PAGE TEXT:
Molecular gastronomy, never again.
08-18-2013, 12:35 PM
I also died in a horrible loafing accident
08-19-2013, 08:47 AM
Looks like you need to...
Stop loafing around. YEEEEEEEEEEEEEEAH
08-19-2013, 10:00 AM
Just another day as space janitor keeping the station clean with my trusty spray bottle.
Everyone wants to loaf me for some reason. I guess they like dirty floors. Near QM, I run to what appears to be a miniputt in a new pod bay (I've been gone for 2 months) I suddenly wonder why I can't steer. Turns out I boarded an escape pod. Pod leaves the Z-level, explodes 3 times. Also, apparently my galoshes were a traitor objective that round so some guy killed himself at the end of his spree.
08-20-2013, 04:27 AM
I spawned as a spymaster and went straight to cargo to make loafs. I spent my ten crystals on microbombs since that's fun and I don't like the other items very much.
After some experimentation, I made a loaf that 1-hit kills people when throws. I went around braining people with this. Apparently there was a traitor scientist, because he loyalty implanted me. I gave him the loaf and we made our way to the shuttle and waded into the crowd. Seeing a lot of people not in the scientist's personal mindslave entourage, I asked him to give me the loaf so I could kill them. I had not properly explained the dangers of the loaf, so instead of dropping it, he threw it at me, whereby I was instantly killed, activating all 10 microbombs and killing everyone on the shuttle. The loaf laughed all the way to the Nanotransen docking facility.
08-20-2013, 04:48 AM
mucubed Wrote:I spawned as a spymaster and went straight to cargo to make loafs. I spent my ten crystals on microbombs since that's fun and I don't like the other items very much. That was an odd round, The scientist was on of the spys, and so was I. We had mindslaved each other at the same time. In the end all three of the living spys were done in by that loaf.
08-25-2013, 10:57 AM
The B-Baller's Game, staring Sir Mapleleaf, BALLER TRUE, and Mr. AI.
Code: (I had set up a game of russian roulettein the boxing ring)
09-02-2013, 09:02 AM
Almost blown up by a very competent changeling with [REDACTED] (apparently reagents in smoke can mix in the air?) which blew a hole in Chemistry where I was working. Blew my leg off but the Captain was kind enough to reattach it.

ITEMS:
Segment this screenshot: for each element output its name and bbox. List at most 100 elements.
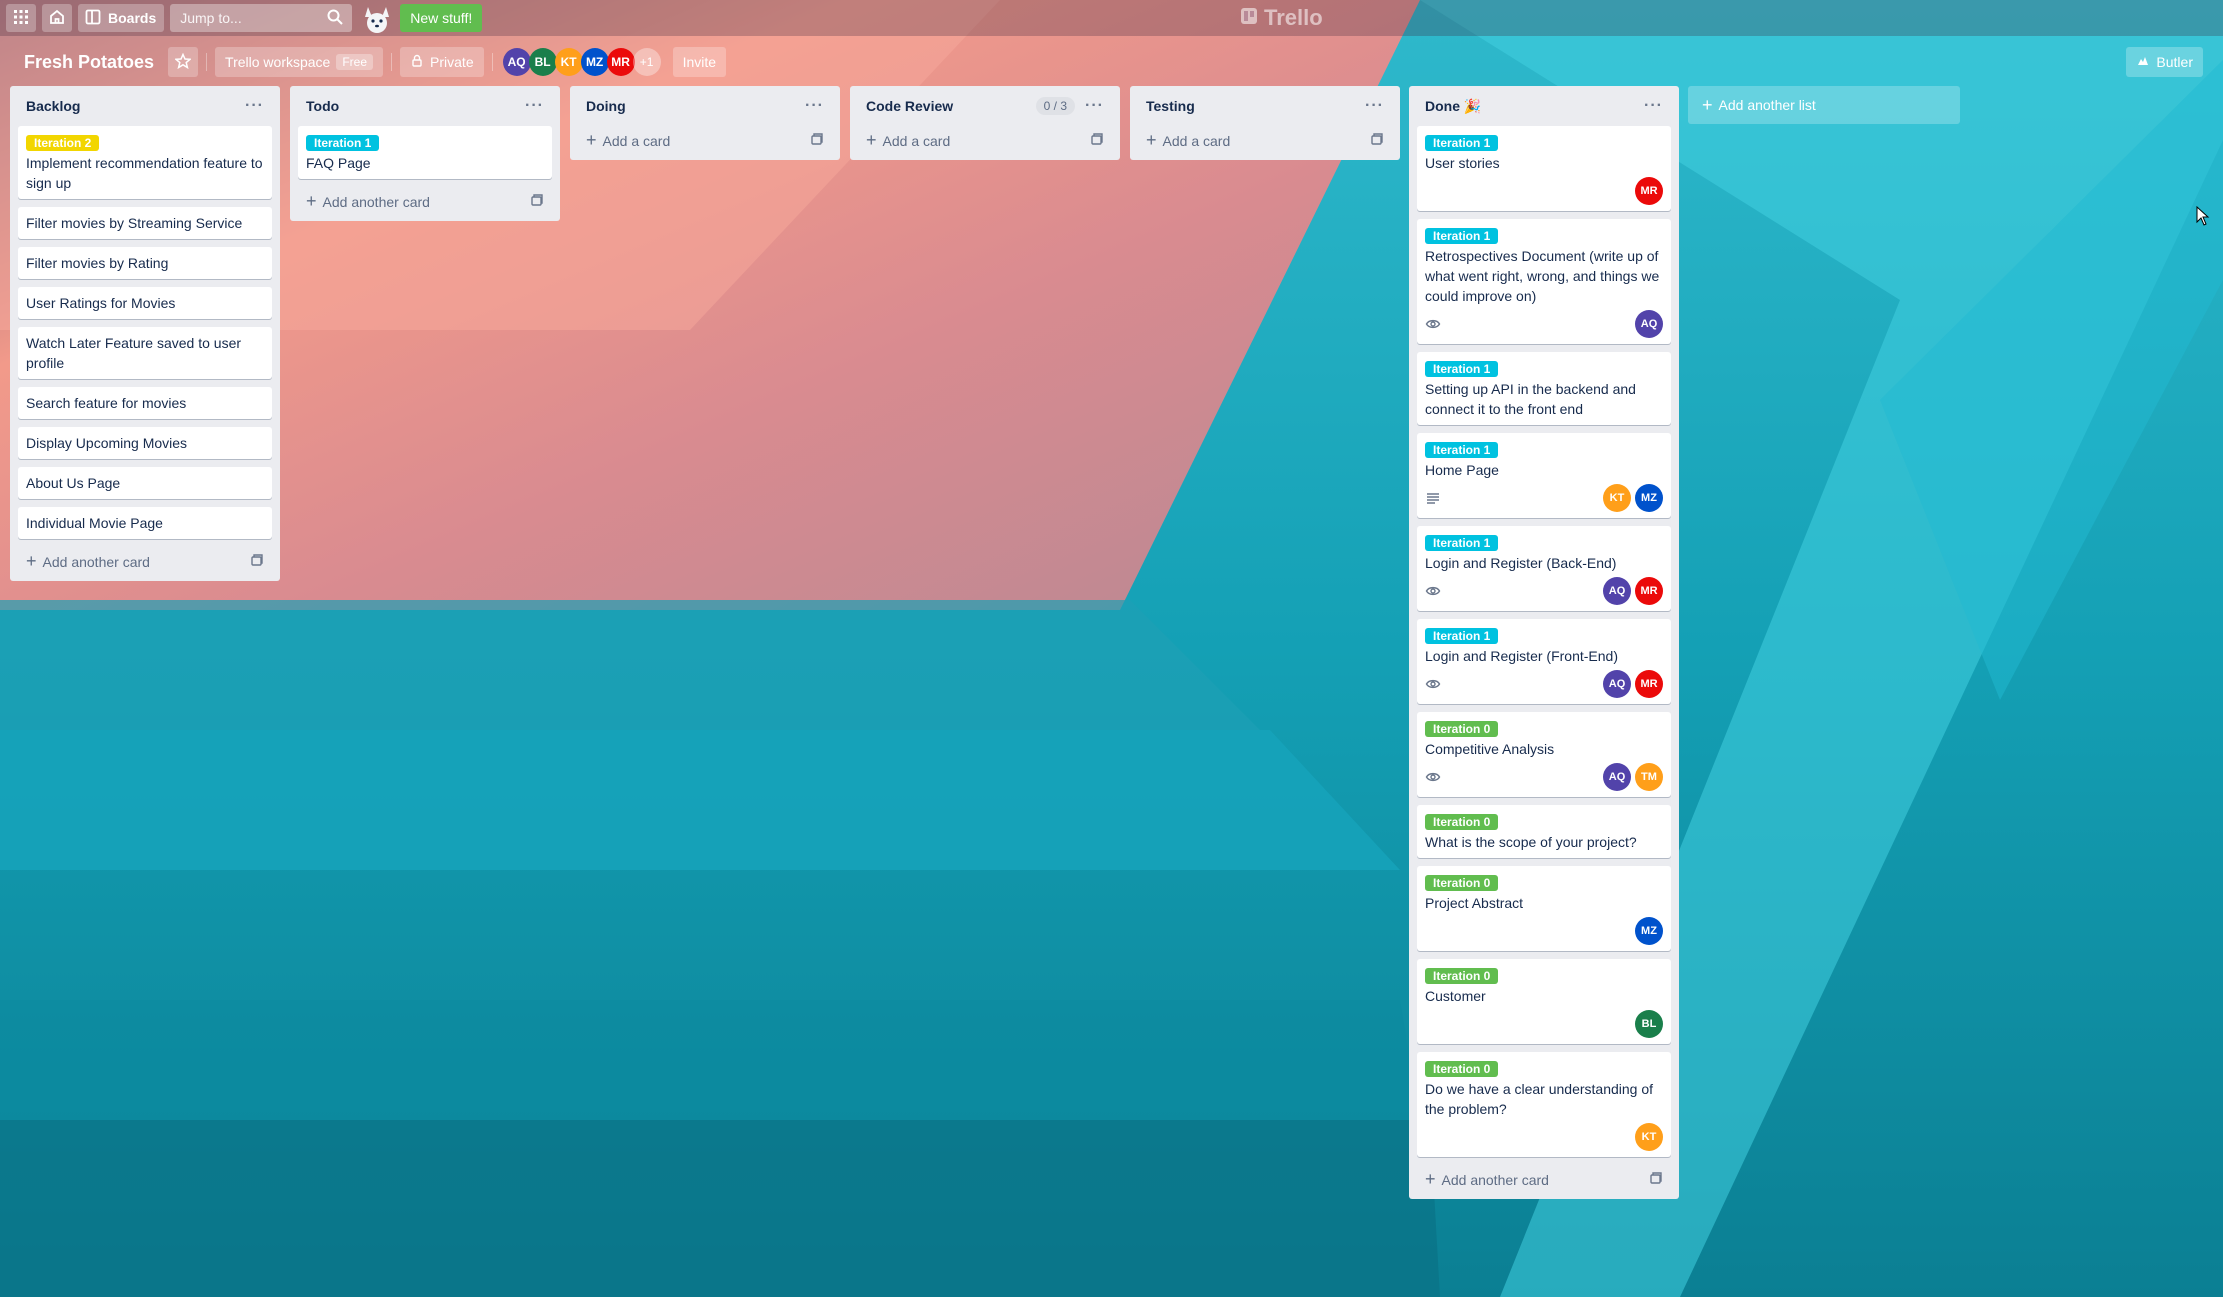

...

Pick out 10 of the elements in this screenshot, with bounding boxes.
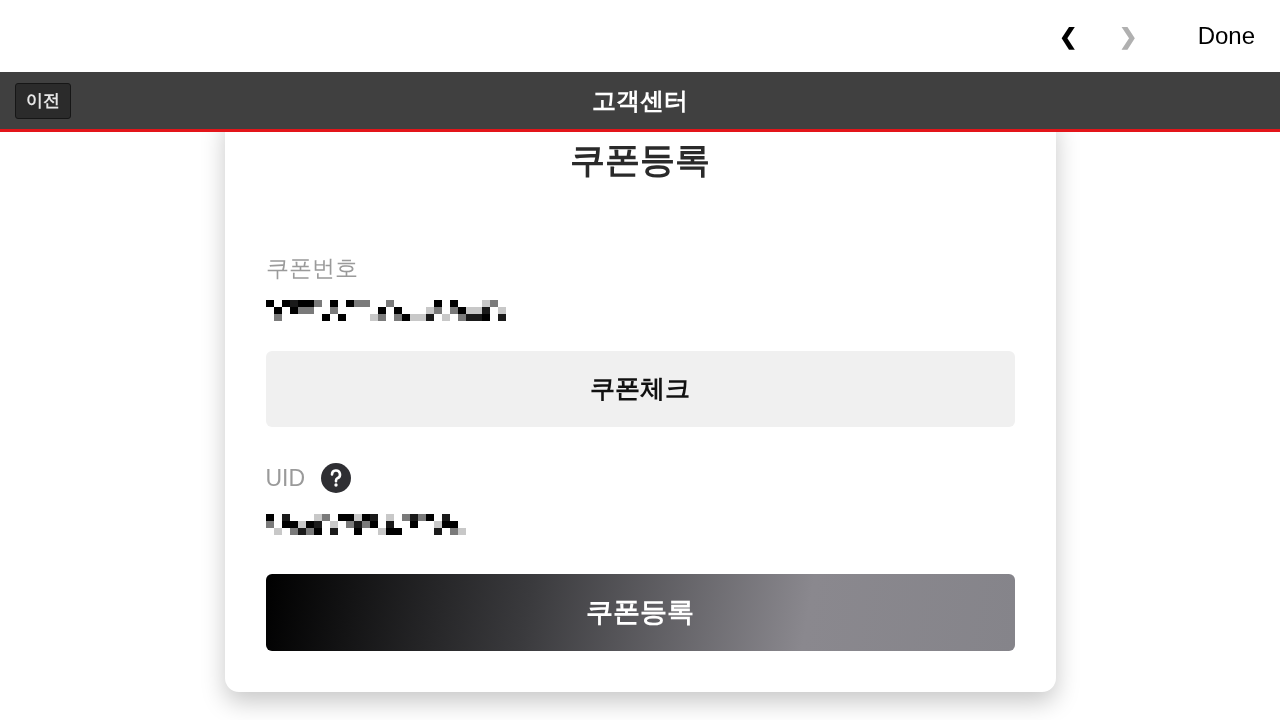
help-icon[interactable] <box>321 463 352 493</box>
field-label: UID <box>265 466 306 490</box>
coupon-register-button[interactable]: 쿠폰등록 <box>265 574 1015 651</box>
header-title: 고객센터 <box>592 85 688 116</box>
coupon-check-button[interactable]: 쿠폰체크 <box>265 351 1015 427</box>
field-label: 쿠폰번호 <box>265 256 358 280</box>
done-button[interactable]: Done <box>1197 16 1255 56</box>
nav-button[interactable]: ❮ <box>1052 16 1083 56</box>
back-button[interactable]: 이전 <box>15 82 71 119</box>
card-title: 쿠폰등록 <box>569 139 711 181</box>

...

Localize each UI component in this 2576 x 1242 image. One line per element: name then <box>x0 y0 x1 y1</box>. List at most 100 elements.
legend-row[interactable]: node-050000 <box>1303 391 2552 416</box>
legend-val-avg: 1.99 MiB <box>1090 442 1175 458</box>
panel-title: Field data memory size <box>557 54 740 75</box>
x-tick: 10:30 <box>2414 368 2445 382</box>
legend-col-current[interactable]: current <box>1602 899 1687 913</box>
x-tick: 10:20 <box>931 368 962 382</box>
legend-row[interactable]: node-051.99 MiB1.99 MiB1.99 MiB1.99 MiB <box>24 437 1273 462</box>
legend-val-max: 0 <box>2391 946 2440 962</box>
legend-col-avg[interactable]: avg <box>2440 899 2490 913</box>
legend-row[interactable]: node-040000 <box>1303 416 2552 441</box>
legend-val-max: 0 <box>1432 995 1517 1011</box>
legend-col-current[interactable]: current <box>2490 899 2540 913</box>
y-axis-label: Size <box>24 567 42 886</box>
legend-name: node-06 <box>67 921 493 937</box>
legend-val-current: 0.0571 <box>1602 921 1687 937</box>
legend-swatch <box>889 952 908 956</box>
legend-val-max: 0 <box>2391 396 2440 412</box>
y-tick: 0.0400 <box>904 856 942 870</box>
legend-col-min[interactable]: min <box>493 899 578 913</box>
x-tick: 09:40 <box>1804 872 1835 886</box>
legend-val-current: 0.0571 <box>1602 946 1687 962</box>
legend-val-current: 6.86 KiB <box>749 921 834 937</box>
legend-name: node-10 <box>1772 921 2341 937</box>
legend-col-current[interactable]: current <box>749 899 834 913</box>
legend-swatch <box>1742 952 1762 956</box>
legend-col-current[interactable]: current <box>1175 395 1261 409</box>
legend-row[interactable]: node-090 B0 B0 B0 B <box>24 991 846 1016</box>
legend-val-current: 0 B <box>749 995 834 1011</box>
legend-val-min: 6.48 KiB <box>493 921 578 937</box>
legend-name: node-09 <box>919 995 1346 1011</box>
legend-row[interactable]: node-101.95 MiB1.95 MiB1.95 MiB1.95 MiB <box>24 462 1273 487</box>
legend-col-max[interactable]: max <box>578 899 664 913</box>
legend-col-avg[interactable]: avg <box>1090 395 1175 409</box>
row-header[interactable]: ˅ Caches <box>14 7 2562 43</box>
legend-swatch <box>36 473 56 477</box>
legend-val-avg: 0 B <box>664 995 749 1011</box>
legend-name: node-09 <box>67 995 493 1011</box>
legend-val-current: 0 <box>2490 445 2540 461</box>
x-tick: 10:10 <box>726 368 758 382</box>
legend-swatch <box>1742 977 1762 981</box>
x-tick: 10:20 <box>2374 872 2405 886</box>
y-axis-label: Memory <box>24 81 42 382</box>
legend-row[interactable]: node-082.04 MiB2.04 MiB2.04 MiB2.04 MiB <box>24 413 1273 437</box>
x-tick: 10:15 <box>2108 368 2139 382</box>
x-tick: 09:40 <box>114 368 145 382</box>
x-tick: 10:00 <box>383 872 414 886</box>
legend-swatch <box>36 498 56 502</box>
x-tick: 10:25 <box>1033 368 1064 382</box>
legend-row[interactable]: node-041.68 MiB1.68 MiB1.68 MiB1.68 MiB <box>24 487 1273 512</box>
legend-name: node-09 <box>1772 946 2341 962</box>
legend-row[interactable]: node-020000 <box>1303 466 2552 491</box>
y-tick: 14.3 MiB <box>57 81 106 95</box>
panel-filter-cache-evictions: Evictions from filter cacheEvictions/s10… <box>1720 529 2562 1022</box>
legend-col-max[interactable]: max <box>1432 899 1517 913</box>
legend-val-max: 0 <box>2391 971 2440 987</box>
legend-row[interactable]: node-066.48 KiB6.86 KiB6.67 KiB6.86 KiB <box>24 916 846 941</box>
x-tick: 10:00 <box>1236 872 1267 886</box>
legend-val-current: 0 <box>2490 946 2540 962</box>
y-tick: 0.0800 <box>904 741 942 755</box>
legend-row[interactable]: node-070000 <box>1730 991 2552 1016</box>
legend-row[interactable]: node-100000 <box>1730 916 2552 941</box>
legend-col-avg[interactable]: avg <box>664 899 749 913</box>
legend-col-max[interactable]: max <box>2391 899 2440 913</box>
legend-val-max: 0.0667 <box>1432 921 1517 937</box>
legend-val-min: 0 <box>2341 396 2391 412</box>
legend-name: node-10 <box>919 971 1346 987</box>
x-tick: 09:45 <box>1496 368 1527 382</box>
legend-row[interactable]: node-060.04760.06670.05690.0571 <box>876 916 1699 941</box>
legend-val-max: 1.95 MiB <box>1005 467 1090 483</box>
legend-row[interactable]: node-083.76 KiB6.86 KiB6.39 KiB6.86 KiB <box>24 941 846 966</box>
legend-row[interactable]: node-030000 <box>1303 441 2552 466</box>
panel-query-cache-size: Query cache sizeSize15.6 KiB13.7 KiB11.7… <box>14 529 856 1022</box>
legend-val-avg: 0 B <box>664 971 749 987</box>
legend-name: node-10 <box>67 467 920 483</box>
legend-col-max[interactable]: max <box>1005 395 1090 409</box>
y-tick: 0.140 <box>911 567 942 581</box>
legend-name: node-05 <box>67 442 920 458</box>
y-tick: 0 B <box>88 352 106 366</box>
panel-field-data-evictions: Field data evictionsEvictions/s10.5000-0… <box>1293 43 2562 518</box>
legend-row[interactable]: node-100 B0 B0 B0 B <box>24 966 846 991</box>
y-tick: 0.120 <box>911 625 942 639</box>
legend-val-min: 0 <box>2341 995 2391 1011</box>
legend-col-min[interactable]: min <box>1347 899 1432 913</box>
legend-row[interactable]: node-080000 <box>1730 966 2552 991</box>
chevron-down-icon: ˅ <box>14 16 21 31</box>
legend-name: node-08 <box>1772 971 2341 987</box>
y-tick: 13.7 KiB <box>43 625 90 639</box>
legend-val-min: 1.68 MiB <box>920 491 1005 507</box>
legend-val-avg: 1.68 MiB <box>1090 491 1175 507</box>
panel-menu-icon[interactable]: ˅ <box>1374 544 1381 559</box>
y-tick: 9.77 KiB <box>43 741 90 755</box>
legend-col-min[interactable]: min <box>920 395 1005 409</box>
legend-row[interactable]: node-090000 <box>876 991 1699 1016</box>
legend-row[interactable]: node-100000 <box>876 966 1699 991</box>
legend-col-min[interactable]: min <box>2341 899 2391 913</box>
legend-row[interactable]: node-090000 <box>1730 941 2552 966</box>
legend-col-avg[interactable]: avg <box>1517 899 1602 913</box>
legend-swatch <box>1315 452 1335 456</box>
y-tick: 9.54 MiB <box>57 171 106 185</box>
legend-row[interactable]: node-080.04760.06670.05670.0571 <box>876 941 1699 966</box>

SET EXERCISE A: In the forum thread about the space station game, what did the spymaster spend ten crystals on?
SET EXERCISE B: Pick up the forum thread about the space station game after its last post, and add further posts in the same style.

EXERCISE RESULT A: Microbombs.

EXERCISE RESULT B:
Borg came in, sealed the breach, I put internals on, all was fine and dandy. But then I was doing some recipes and for some idiotic, inexplicable reason put my oxygen tank in my backpack. (It was one of those big ones that you couldn't stick on your belt, and I was working with 3 beakers at the time) I also happened to be tabbed out and updating my recipe file, and when I came back I was in crit. And then I died, but was subsequently revived and sent on my way, after which who I assume was the same changeling managed to completely blow up chemistry, nearly killing me again. Soon after the shuttle arrived, but that proved to be doom for us all. Alas, but the shuttle doors were locked and the creature had a stun baton. We tried to enter through a window, but in vain. We were stunned and hastily thrown into space to perish by this alien monstrosity, who escaped alone.
09-03-2013, 09:01 AM
I activated my own pipebomb by accident.
Shortest traitor round ever.
09-07-2013, 12:01 PM
Doran Farrier says, "I TRAITOR OTO"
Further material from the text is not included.